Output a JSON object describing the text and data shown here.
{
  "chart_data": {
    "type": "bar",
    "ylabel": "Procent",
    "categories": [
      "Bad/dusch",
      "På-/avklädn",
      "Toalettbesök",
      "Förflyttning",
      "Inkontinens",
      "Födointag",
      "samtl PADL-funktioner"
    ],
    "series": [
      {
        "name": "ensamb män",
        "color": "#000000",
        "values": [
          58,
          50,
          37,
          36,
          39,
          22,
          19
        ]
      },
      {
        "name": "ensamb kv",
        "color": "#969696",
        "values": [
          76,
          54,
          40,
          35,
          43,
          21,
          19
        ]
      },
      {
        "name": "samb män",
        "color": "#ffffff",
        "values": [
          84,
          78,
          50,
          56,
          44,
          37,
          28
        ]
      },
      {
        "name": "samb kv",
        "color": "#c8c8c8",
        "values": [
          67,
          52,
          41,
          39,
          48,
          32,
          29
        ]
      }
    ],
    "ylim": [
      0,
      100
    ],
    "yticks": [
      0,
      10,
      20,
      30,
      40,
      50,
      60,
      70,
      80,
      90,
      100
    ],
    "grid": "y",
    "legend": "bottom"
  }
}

> [EXERCISE]
Give the entries again in full, exactly as they are written.

> [FINAL ANSWER]
Output a JSON object describing the text and data shown here.
{
  "chart_data": {
    "type": "bar",
    "ylabel": "Procent",
    "categories": [
      "Bad/dusch",
      "På-/avklädn",
      "Toalettbesök",
      "Förflyttning",
      "Inkontinens",
      "Födointag",
      "samtl PADL-funktioner"
    ],
    "series": [
      {
        "name": "ensamb män",
        "color": "#000000",
        "values": [
          58,
          50,
          37,
          36,
          39,
          22,
          19
        ]
      },
      {
        "name": "ensamb kv",
        "color": "#969696",
        "values": [
          76,
          54,
          40,
          35,
          43,
          21,
          19
        ]
      },
      {
        "name": "samb män",
        "color": "#ffffff",
        "values": [
          84,
          78,
          50,
          56,
          44,
          37,
          28
        ]
      },
      {
        "name": "samb kv",
        "color": "#c8c8c8",
        "values": [
          67,
          52,
          41,
          39,
          48,
          32,
          29
        ]
      }
    ],
    "ylim": [
      0,
      100
    ],
    "yticks": [
      0,
      10,
      20,
      30,
      40,
      50,
      60,
      70,
      80,
      90,
      100
    ],
    "grid": "y",
    "legend": "bottom"
  }
}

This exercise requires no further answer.